DIRECTIONS:
Pick out each line below containing "взаимодействия".

-- Start of GIVEN DATA --

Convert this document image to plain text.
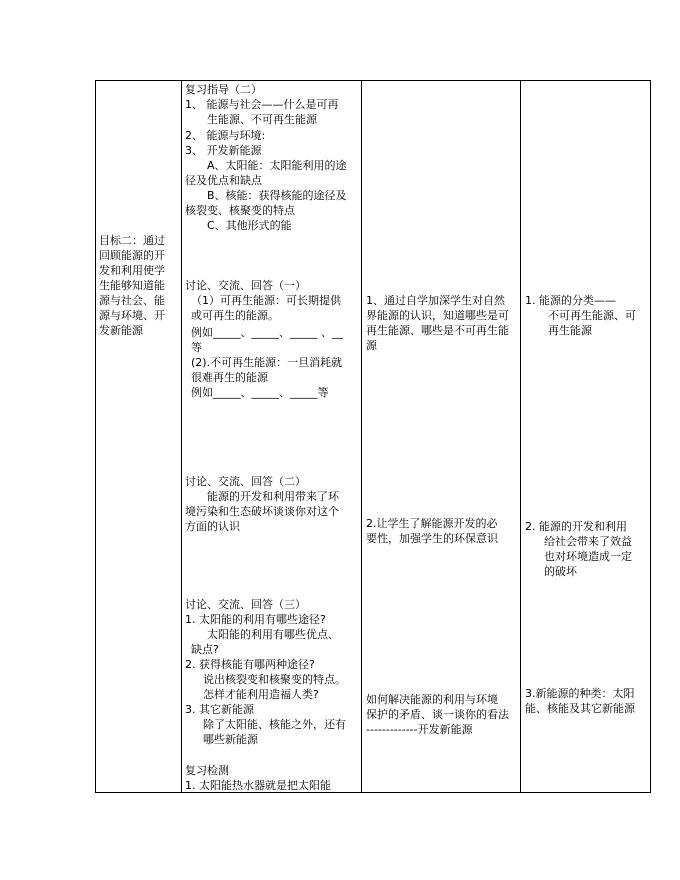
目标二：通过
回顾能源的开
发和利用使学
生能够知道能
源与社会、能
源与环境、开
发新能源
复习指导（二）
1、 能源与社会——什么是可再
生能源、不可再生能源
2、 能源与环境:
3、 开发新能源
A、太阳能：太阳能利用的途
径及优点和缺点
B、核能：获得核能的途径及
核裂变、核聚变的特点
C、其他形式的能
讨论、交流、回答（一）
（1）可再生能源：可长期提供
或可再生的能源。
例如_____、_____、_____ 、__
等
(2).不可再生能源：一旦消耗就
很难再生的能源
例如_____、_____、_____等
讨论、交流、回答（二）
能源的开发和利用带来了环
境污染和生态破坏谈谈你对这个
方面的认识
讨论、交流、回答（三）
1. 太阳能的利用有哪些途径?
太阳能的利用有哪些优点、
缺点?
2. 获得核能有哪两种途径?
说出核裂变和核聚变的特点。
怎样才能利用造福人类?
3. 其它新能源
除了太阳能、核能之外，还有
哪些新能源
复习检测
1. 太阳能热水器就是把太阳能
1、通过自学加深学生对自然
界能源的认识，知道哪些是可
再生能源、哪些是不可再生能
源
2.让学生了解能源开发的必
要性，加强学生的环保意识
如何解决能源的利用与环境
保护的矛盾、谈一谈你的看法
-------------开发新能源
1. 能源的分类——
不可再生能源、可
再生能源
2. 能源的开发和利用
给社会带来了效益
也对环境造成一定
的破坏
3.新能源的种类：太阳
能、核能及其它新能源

-- End of GIVEN DATA --
-- Start of GIVEN DATA --

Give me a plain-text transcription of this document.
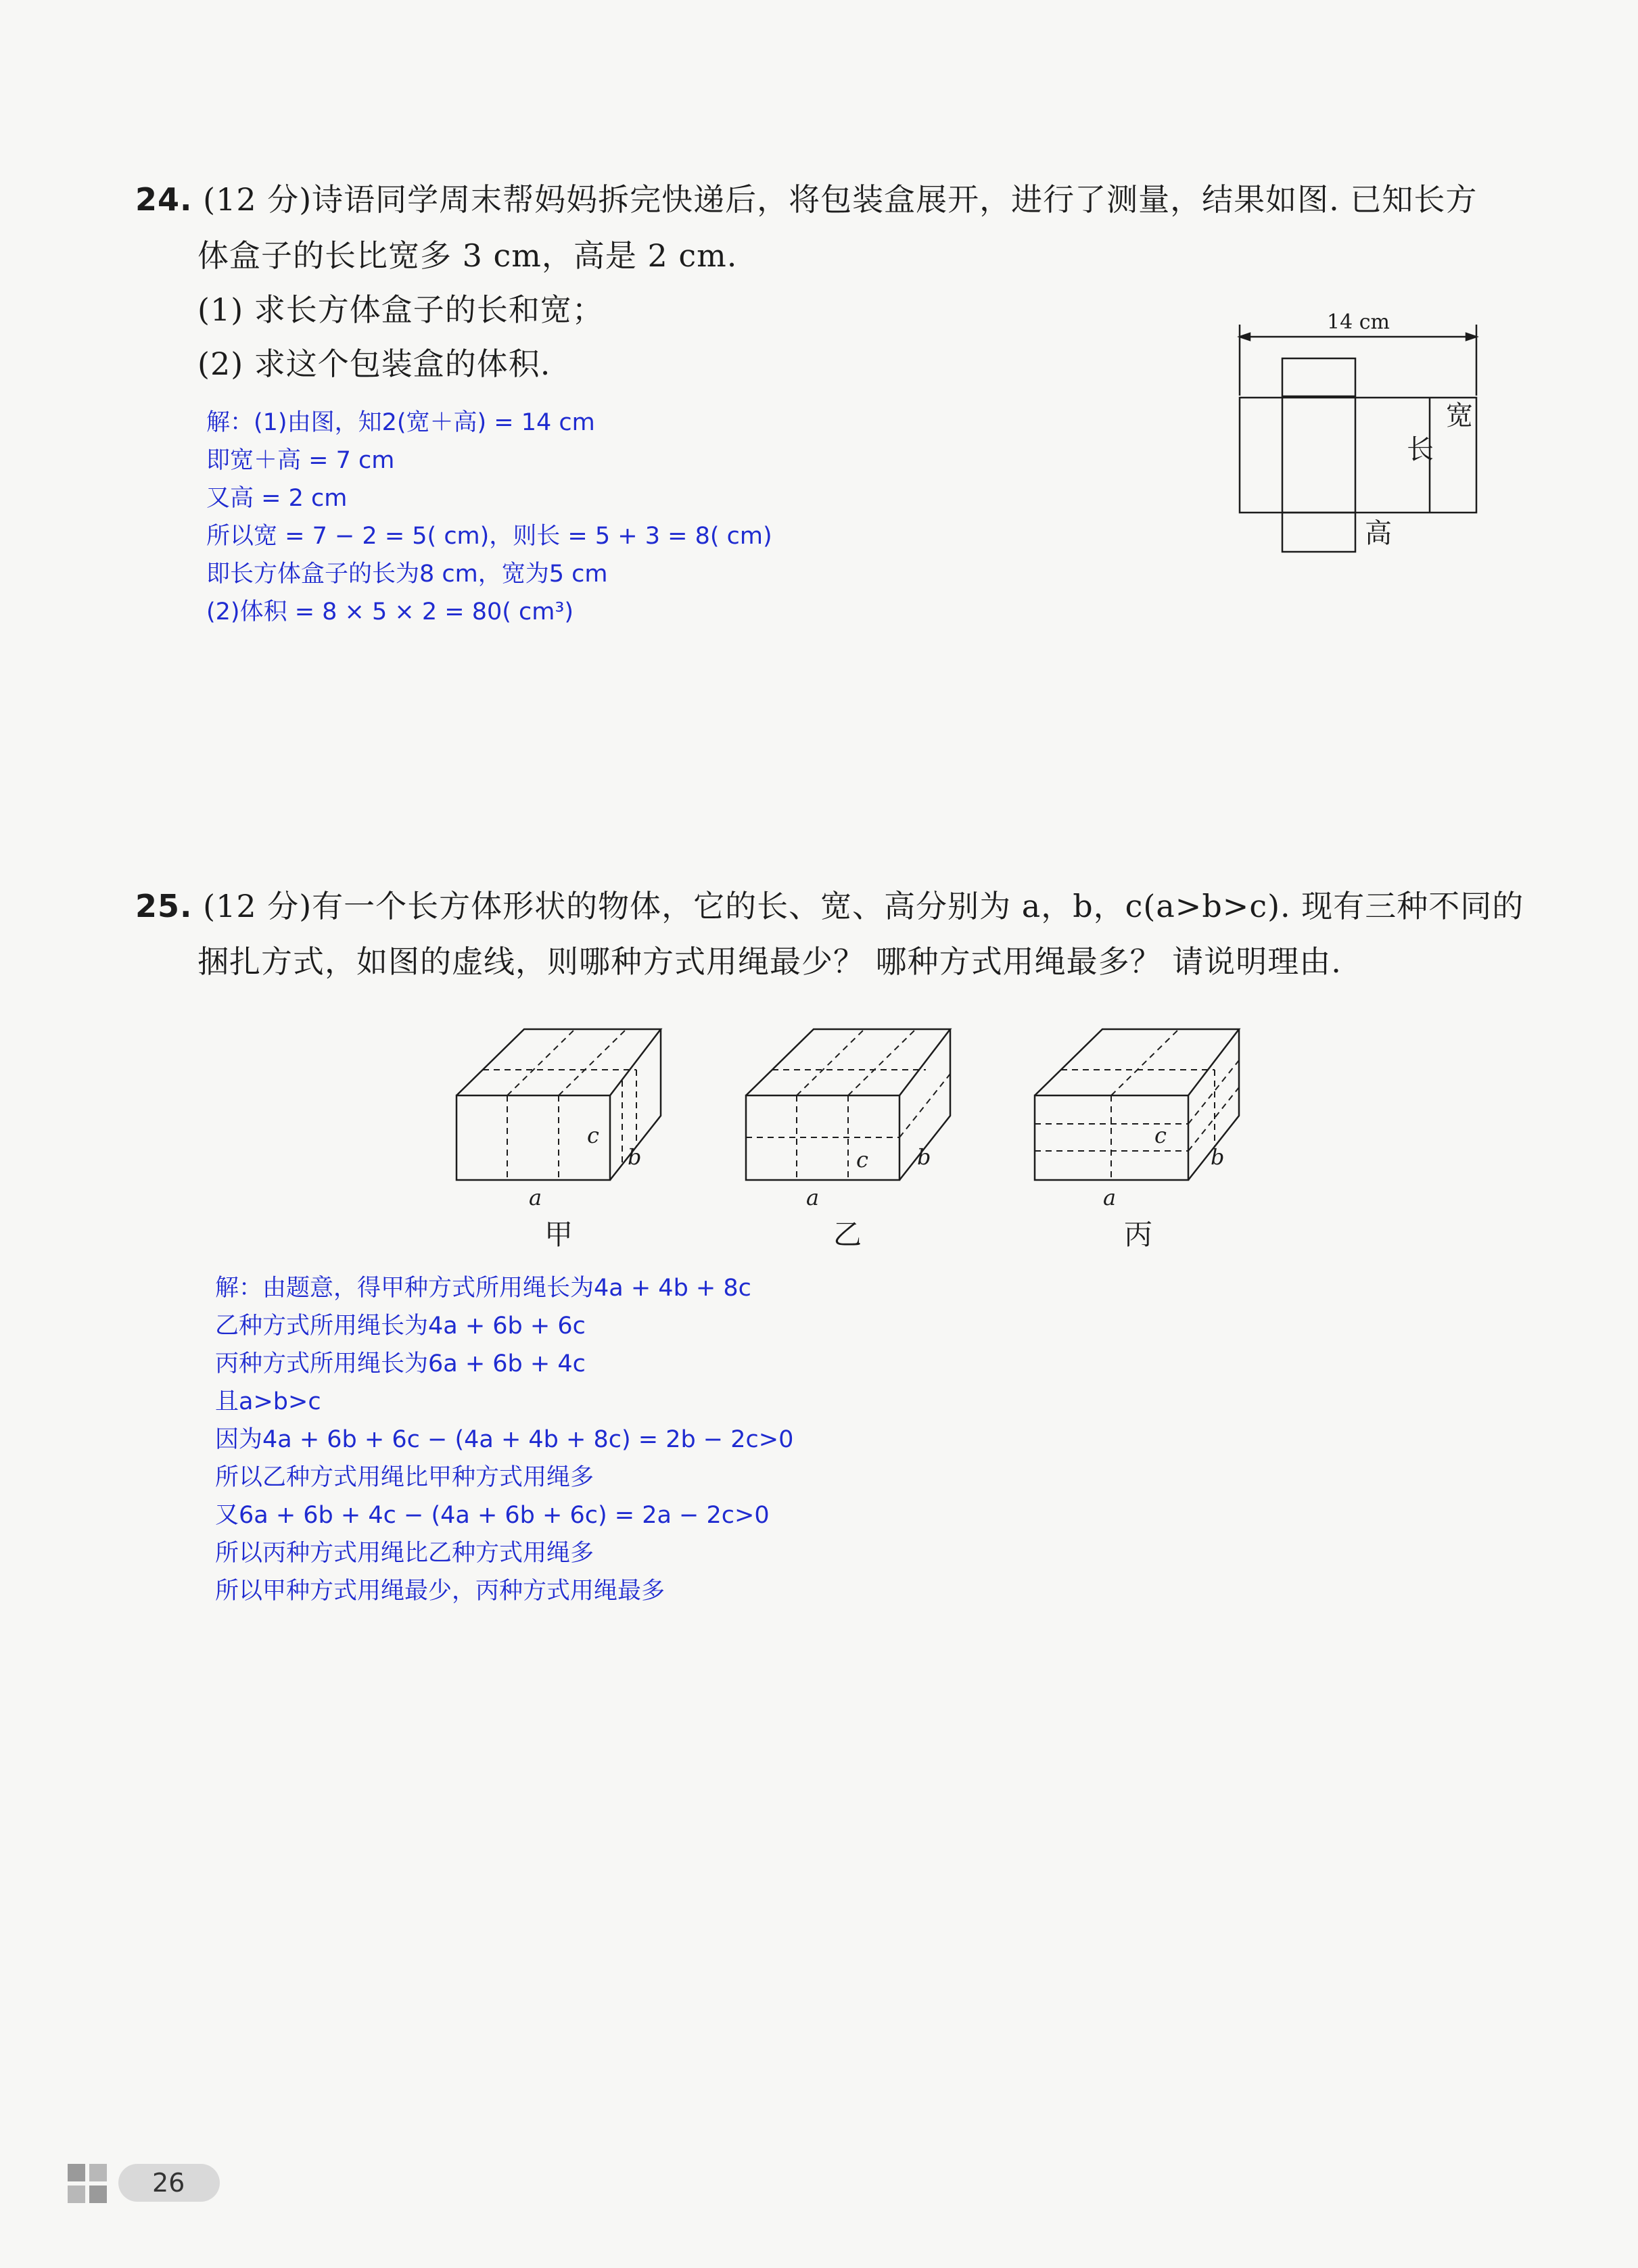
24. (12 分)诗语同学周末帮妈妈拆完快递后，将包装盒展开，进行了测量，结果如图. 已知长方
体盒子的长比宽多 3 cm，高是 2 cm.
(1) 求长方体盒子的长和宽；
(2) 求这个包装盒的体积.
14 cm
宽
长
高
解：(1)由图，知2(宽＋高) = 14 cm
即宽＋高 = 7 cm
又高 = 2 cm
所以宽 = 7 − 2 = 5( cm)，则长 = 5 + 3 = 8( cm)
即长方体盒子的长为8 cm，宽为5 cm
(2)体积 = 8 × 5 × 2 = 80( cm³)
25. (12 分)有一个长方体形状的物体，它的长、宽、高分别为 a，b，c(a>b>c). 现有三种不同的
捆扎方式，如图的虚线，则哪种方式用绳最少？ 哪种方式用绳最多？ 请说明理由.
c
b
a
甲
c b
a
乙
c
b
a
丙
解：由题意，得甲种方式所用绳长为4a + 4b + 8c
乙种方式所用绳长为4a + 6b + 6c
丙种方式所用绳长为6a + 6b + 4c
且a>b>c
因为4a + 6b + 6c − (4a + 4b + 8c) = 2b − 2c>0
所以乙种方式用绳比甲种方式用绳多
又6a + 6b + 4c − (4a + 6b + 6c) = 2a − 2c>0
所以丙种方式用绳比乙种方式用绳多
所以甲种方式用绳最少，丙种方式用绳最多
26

-- End of GIVEN DATA --
-- Start of GIVEN DATA --

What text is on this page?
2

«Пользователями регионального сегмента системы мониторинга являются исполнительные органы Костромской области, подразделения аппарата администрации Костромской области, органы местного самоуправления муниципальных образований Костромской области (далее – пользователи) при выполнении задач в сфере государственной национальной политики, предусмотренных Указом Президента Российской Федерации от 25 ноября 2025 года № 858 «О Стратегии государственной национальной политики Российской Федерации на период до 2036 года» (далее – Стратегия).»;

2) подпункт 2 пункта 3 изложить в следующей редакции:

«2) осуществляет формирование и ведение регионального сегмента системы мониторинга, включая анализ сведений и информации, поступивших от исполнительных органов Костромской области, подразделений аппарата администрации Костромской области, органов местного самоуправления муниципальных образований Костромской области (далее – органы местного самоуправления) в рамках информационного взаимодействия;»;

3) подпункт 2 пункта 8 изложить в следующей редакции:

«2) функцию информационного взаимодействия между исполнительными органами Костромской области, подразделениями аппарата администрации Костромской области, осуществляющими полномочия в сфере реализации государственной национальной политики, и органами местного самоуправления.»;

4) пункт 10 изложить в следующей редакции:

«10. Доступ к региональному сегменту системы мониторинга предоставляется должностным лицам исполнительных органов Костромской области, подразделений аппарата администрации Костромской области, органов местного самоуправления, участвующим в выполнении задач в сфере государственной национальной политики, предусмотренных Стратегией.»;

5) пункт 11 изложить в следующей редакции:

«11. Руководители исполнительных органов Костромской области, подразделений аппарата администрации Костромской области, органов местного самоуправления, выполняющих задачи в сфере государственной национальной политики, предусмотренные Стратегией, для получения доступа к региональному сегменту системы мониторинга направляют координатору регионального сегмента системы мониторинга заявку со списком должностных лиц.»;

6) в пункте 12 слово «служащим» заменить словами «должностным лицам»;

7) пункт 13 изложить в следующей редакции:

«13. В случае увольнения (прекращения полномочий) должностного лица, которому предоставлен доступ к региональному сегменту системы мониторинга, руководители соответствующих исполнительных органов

-- End of GIVEN DATA --

WRITTEN SOLUTION:
«2) осуществляет формирование и ведение регионального сегмента системы мониторинга, включая анализ сведений и информации, поступивших от исполнительных органов Костромской области, подразделений аппарата администрации Костромской области, органов местного самоуправления муниципальных образований Костромской области (далее – органы местного самоуправления) в рамках информационного взаимодействия;»;
«2) функцию информационного взаимодействия между исполнительными органами Костромской области, подразделениями аппарата администрации Костромской области, осуществляющими полномочия в сфере реализации государственной национальной политики, и органами местного самоуправления.»;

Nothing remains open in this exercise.